Stored data
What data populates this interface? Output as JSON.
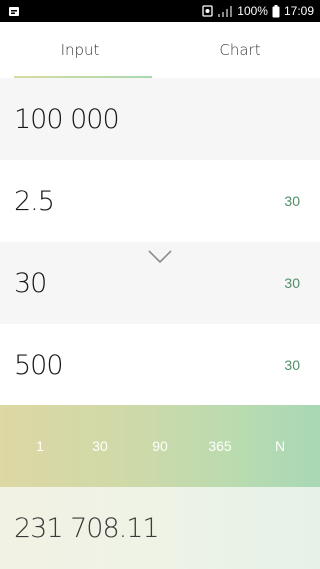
{
  "status_bar": {
    "battery_percent": "100%",
    "time": "17:09"
  },
  "tabs": [
    {
      "label": "Input",
      "active": true
    },
    {
      "label": "Chart",
      "active": false
    }
  ],
  "inputs": [
    {
      "value": "100 000",
      "suffix": ""
    },
    {
      "value": "2.5",
      "suffix": "30"
    },
    {
      "value": "30",
      "suffix": "30"
    },
    {
      "value": "500",
      "suffix": "30"
    }
  ],
  "periods": [
    "1",
    "30",
    "90",
    "365",
    "N"
  ],
  "result": {
    "value": "231 708.11"
  },
  "colors": {
    "accent_green": "#4f8e67",
    "gradient_start": "#ddd8a4",
    "gradient_end": "#a8d8b5"
  }
}
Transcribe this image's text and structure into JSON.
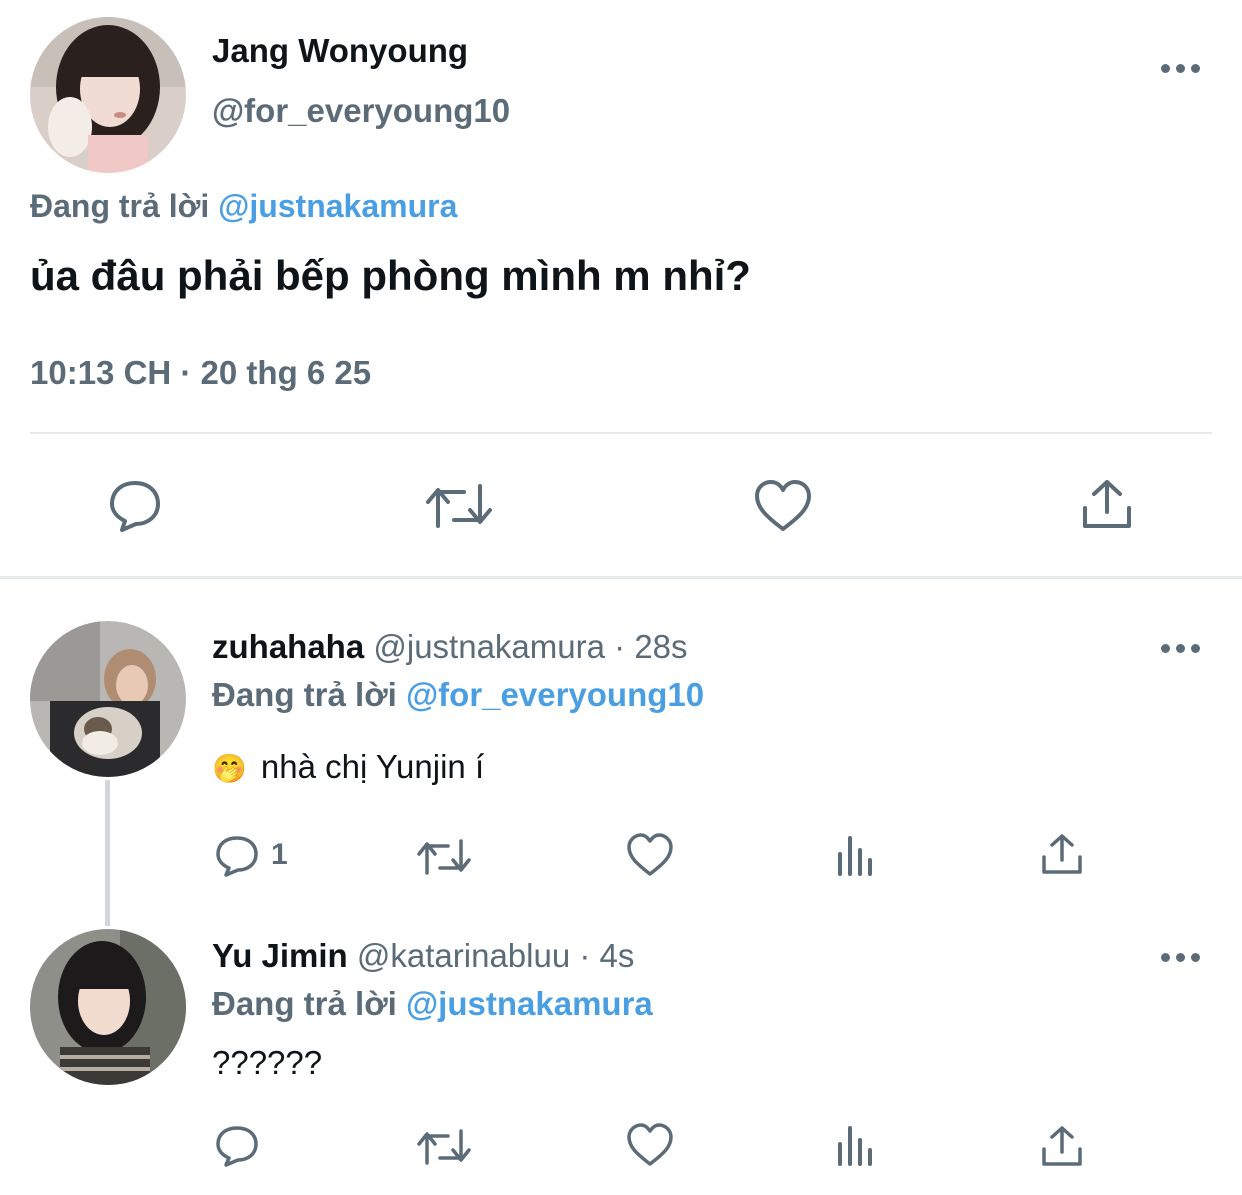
{
  "main_tweet": {
    "display_name": "Jang Wonyoung",
    "handle": "@for_everyoung10",
    "replying_prefix": "Đang trả lời",
    "replying_to": "@justnakamura",
    "text": "ủa đâu phải bếp phòng mình m nhỉ?",
    "timestamp": "10:13 CH · 20 thg 6 25",
    "actions": [
      "reply-icon",
      "retweet-icon",
      "like-icon",
      "share-icon"
    ]
  },
  "replies": [
    {
      "display_name": "zuhahaha",
      "handle": "@justnakamura",
      "time": "· 28s",
      "replying_prefix": "Đang trả lời",
      "replying_to": "@for_everyoung10",
      "emoji": "🤭",
      "text": "nhà chị Yunjin í",
      "reply_count": "1"
    },
    {
      "display_name": "Yu Jimin",
      "handle": "@katarinabluu",
      "time": "· 4s",
      "replying_prefix": "Đang trả lời",
      "replying_to": "@justnakamura",
      "text": "??????",
      "reply_count": ""
    }
  ],
  "colors": {
    "link": "#4a9fe3",
    "icon": "#5b6b78",
    "divider": "#e6e9eb"
  }
}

Direction: Determine how many lines of the data contain "this" and give nothing but that number.

Completed exercise: 2